Dott. Giuseppe Paolazzi

 

DOMANDA 9-2009

L'artrite oligoarticolare giovanile

Salve, Mia figlia ha appena compiuto 4 anni, da due mesi ha il gomito sinistro bloccato e siamo (finalmente, dopo visite da medici, ortopedisti, fisioterapisti, osteopati, dopo tre radiografie, un’ecografia e una risonanza magnetica) riusciti a sapere che è affetta da oligoartrite – artrite giovanile idiopatica. La reumatologa pediatrica che la segue (viviamo a Parigi) ci ha detto di andare a consultare un sito su internet, ma l’ho trovato molto « tecnico » e non ho ancora capito se mia figlia ha una malattia grave, quali possono esserne le conseguenze – soprattutto sugli occhi, ecc. Potrebbe fornirmi qualche spiegazione ? Grazie mille.

Obiettivo dell'esercizio:
Per favore, indica se ciascuna delle affermazioni seguenti concorda con il testo sull'artrite oligoarticolare giovanile, rispondendo sì o no e citando alla lettera le parole del testo che lo decidono.
1. La bambina ha il gomito sinistro bloccato da due mesi.
2. La famiglia vive a Parigi.
3. Chi scrive ha trovato semplice il sito indicato dalla reumatologa.

(Dati di segmentazione della pagina)
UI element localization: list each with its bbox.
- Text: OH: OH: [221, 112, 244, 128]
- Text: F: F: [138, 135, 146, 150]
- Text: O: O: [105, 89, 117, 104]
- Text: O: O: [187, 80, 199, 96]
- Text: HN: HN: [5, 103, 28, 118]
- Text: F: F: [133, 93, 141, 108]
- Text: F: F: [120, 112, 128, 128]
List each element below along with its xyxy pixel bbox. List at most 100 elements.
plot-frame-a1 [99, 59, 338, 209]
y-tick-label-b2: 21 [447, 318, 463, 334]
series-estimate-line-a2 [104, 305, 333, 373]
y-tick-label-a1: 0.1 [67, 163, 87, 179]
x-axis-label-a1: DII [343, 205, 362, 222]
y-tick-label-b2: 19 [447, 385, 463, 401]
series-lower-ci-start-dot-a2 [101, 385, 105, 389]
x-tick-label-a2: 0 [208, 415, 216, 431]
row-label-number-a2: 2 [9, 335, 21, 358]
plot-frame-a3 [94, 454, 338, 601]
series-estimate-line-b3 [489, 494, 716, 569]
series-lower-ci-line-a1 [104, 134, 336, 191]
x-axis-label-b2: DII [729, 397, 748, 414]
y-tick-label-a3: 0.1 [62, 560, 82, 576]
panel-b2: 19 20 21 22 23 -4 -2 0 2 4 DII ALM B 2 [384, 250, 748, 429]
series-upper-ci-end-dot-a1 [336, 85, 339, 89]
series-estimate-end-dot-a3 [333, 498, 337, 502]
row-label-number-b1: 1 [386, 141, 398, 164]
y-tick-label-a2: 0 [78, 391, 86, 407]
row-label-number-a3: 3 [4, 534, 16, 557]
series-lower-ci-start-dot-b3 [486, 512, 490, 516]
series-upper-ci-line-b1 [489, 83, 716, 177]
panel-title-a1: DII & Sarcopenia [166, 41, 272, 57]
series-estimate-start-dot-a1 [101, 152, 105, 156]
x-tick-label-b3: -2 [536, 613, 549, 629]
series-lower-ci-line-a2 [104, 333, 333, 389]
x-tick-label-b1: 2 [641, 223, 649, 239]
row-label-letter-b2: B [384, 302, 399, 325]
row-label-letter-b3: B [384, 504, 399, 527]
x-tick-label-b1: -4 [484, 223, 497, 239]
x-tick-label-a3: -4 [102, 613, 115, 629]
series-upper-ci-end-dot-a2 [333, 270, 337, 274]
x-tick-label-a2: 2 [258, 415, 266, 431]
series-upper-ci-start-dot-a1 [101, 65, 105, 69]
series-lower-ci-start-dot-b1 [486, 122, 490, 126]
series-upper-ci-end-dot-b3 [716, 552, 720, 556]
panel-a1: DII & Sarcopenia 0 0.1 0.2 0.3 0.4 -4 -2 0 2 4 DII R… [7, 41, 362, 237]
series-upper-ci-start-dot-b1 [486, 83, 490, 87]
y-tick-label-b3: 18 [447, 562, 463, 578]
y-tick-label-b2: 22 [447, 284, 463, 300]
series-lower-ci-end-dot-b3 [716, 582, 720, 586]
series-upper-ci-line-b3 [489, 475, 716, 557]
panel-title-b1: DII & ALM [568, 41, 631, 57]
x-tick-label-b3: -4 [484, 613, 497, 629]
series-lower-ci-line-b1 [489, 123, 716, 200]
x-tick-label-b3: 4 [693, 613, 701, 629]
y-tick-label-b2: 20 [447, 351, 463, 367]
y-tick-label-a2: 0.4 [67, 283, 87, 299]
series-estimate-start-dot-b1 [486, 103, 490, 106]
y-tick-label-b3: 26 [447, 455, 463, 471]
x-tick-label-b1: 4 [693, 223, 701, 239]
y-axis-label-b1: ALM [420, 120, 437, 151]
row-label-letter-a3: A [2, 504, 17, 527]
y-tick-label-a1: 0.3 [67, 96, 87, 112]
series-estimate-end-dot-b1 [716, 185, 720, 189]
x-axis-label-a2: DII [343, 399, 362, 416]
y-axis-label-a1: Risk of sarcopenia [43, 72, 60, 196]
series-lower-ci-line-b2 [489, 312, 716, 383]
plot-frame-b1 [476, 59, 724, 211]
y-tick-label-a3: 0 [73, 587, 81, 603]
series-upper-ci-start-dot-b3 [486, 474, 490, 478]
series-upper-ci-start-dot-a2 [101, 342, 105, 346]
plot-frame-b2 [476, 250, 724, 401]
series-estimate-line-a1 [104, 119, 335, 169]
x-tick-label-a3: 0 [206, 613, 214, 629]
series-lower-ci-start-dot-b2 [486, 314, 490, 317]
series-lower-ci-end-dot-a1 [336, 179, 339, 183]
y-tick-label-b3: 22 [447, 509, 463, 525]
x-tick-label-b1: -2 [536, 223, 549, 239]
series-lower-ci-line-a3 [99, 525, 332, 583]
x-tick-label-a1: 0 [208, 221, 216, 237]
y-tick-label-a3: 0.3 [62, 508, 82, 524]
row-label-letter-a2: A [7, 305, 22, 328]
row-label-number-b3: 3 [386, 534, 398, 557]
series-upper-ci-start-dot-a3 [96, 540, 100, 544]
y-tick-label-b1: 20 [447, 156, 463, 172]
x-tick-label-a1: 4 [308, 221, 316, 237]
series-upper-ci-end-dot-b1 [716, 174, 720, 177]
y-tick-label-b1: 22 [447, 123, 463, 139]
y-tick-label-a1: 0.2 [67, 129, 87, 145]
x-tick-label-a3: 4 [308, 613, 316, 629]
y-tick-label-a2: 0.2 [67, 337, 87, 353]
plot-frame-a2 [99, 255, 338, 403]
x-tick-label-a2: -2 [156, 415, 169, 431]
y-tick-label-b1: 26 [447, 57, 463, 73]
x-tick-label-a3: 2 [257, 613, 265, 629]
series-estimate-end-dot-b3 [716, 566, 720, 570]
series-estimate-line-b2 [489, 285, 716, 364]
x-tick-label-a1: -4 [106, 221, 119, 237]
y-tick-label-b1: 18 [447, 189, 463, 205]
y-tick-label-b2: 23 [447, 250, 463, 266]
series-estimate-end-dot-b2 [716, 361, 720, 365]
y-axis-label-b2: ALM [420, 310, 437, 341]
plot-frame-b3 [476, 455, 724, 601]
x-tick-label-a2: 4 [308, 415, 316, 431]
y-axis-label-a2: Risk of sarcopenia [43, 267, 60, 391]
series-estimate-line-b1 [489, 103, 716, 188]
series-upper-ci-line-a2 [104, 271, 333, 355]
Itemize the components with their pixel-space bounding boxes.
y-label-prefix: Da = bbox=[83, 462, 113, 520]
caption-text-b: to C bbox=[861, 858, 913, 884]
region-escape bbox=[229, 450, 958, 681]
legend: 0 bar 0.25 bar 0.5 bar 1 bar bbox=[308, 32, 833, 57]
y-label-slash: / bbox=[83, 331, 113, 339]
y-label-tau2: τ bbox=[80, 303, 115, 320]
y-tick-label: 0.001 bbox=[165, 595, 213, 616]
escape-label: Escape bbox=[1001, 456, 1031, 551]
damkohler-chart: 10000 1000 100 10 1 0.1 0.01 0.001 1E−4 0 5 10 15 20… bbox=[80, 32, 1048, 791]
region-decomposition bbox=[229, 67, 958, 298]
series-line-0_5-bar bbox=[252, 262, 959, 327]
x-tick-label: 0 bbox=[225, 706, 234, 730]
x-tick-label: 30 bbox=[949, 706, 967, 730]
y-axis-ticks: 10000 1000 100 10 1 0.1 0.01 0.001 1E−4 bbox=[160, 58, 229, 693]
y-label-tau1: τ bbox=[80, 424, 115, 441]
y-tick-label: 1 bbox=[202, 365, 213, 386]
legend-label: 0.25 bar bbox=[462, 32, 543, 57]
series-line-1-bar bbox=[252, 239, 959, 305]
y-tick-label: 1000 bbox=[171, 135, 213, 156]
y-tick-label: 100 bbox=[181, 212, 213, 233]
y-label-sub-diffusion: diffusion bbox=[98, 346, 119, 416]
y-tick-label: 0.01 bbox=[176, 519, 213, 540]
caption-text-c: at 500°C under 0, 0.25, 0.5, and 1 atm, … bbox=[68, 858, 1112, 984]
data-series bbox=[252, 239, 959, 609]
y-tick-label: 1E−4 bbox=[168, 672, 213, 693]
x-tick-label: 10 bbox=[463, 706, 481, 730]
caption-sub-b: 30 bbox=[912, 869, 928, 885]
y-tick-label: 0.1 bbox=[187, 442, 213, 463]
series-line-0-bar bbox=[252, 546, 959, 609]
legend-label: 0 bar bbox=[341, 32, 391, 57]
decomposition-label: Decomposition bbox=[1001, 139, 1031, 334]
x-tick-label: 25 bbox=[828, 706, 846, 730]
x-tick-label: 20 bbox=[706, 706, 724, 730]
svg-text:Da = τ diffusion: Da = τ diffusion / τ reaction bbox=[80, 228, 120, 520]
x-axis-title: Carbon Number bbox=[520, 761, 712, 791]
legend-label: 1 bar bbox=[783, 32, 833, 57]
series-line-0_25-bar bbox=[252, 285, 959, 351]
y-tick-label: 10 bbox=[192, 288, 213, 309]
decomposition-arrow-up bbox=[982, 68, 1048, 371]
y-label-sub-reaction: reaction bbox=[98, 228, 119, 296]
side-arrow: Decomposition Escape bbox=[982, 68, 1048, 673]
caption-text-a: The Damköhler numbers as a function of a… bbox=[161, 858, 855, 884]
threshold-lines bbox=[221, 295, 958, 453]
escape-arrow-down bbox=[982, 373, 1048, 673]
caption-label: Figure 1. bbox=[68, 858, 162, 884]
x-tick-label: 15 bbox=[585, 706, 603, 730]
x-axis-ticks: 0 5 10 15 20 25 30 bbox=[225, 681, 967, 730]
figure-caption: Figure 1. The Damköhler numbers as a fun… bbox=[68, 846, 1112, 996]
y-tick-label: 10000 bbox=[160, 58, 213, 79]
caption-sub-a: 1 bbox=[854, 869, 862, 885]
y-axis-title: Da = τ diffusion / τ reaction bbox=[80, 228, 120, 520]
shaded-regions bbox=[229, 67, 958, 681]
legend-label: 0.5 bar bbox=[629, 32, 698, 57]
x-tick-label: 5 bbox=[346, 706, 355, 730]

Risultato dell'esercizio:
1. Sì: "da due mesi ha il gomito sinistro bloccato".
2. Sì: "viviamo a Parigi".
3. No: "l’ho trovato molto « tecnico »".